David Cameron’s recent speech celebrating the anniversary of the King James Bible in Oxford’s Christ Church Cathedral is extraordinary—politically, historically, and even theologically. Cameron feels Christian values will combat the social disorder manifest in the August riots, and justifies this claim on the idea that Britain is a Christian country (albeit Christian in a way that doesn’t interfere with other religions). Christianity inspired both stirring opposition to the Nazis—Dietrich Bonhoeffer, for exampleand neo-nazi mass-murderer Anders Behring Breivik. However, there is no one complete set of Christian ethics. There is, instead, a culture of debate and discussion, which, whilst clearly not what Cameron meant, is an important legacy of Christianity that I do think could be relevant. It is clear from Cameron’s impressively historically-literate speech that his Christianity is inclusive and modern. However, the ideas underlying his social Christian vision are long-standing, and, as an historian of religion, I think it is worth exploring some of the issues invested here.

On a legal level, Cameron is right. There are, in this country, churches by law established: the Church of England and the Church of Scotland. Cameron’s highly historical approach to the topic bolsters the importance of this strain within his thinking. It is worth unraveling and exploring some of these issues.

The location of Christ Church, Oxford, is particularly apt. A few feet from the entrance of the Cathedral in the College founded by Cardinal Wolsey, an old door has the legend ‘No Peel’ permanently and squarely tacked in nails, a legacy of a protest against the 1829 decision of Oxford University’s MP, then Home Secretary Robert Peel to allow Catholics to vote in elections and sit in Parliament—Catholic Emancipation. This was one of the first crucial moments in dismantling the Anglican political establishment created in the mid-seventeenth century, following what was known as the Civil War, and is now better known as the Wars of the Three Kingdoms (historians’ latent recognition of Scotland and Ireland). For centuries, the narrative of Anglican-protected liberty ran that Catholicism was foreign, and Catholics owed their primary alleigance to a foreign power (the Pope). State-established Anglicanism prevented Papal dominance, and allowed a freedom of conscience not possible under the despotism of the Pope. This is the origin of the idea of Anglican liberty which Cameron now proposes: bigoted anti-Catholicism.

» RECORDED DATA:
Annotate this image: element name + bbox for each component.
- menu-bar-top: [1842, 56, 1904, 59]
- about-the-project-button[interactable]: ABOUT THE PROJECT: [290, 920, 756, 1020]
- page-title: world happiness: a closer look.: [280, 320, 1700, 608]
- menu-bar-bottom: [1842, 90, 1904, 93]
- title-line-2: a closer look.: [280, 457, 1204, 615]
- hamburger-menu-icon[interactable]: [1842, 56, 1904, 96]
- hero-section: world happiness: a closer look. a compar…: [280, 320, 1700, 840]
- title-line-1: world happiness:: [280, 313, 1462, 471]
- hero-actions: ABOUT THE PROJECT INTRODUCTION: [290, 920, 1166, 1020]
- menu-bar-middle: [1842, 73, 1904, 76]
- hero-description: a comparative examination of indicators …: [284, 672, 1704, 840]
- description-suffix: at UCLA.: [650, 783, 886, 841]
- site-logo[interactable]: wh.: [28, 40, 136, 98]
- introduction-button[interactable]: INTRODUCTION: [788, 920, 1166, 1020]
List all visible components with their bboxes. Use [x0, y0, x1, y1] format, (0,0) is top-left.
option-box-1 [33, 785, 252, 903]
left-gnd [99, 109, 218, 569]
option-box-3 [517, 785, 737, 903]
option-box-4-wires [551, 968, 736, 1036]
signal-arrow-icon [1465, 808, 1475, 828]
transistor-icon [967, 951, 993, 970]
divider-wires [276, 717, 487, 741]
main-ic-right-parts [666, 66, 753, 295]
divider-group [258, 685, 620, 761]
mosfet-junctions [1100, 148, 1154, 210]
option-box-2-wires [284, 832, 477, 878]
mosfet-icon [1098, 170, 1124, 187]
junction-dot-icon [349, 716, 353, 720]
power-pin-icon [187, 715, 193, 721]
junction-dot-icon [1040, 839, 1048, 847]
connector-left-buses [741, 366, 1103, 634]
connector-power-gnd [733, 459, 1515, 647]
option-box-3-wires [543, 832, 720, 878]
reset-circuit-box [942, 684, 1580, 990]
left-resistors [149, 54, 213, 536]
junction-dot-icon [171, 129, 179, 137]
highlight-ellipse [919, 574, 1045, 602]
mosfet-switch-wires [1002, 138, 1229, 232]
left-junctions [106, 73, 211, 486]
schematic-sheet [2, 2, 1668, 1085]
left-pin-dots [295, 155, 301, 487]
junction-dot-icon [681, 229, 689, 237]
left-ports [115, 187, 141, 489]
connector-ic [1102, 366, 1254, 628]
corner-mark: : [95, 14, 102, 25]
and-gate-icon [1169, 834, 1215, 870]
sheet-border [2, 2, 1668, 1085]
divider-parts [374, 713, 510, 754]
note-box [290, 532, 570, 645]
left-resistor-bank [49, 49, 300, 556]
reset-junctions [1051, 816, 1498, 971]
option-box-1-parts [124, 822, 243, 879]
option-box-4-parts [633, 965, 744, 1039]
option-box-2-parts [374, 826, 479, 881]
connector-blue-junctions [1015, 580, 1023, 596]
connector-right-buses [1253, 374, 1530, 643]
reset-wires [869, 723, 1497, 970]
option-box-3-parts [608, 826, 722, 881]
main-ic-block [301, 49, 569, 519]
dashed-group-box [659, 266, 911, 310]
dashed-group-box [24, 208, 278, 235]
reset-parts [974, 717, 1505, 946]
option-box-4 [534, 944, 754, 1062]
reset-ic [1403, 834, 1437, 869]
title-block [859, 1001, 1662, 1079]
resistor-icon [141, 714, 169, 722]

» TASKS TO PERFORM:
A: Summarize the essay on David Cameron's King James Bible speech in two sentences.
B: Extend the essay on David Cameron's King James Bible speech with the passage that would come after its final paragraph.
The material was drawn from a separate source.

» ANSWERS TO THE EXERCISE:
A: The essay calls David Cameron's speech at Christ Church Cathedral extraordinary, noting that it presents Christian values as a remedy for the social disorder of the August riots on the grounds that Britain is a Christian country. The writer concedes that Cameron is legally right because the Church of England and the Church of Scotland are established by law, but traces the idea of Anglican liberty he proposes back to bigoted anti-Catholicism, recalled by the "No Peel" protest against Catholic Emancipation near the Cathedral.

B:
It is worth noting how some of the response to this speech has been about demographics and church attendance: including for example the BBC coverage on the day. This maps onto a wide academic debate about the nature of secularisation and society after the Second World War: for instance, Callum Brown’s notable The Death of Christian Britain. Measuring the enormous decline in religious participation is not new, and academics developed a now-classic model of secularisation in the 1960s, informed by developments in sociology and their own generation’s refusal to continue their parents’ religiosity (see Peter Berger). However, one important riposte to this idea of an inevitable decline of religion is that measuring church attendance does not measure belief. It measures social conformity, not individual faith. By advocating a return to a socially-conditioned Christianity, Cameron is (I’m sure unintentionally) pitching into awkward territory: how comfortable are we with measuring religion? Those who attend churches today do so out of individual commitment—not social expectation. Can we truly say that our society is ‘less’ religious than previous ones?

The discussion of demographics and society is important. However, it dominates things: scholars of secularisation now try to understand who the ‘nones’ are: those who list ‘none’ on the religious questions on the census. Many religious leaders use the arguments of sociologist Robert Putnam and claim that the problem is not with religion, but civil society more generally: people don’t go to church, but they also don’t go to any other group activities and public life in the internet age is utterly different to that a few decades ago.

In both its historical and social elements Cameron’s thinking is not new. It is a diffused vestige of a long-standing British prejudice. His version is not, to my mind, bigoted. There are wonderful, inclusive strains of Christianity, and Christ Church, where I myself have often worshipped, is a Cathedral staffed by eminent academic theologians who are more conscious than most of the nuances of Christian theology. And this is something Cameron missed. In a 4000 word speech, he spoke entirely of one Christianity.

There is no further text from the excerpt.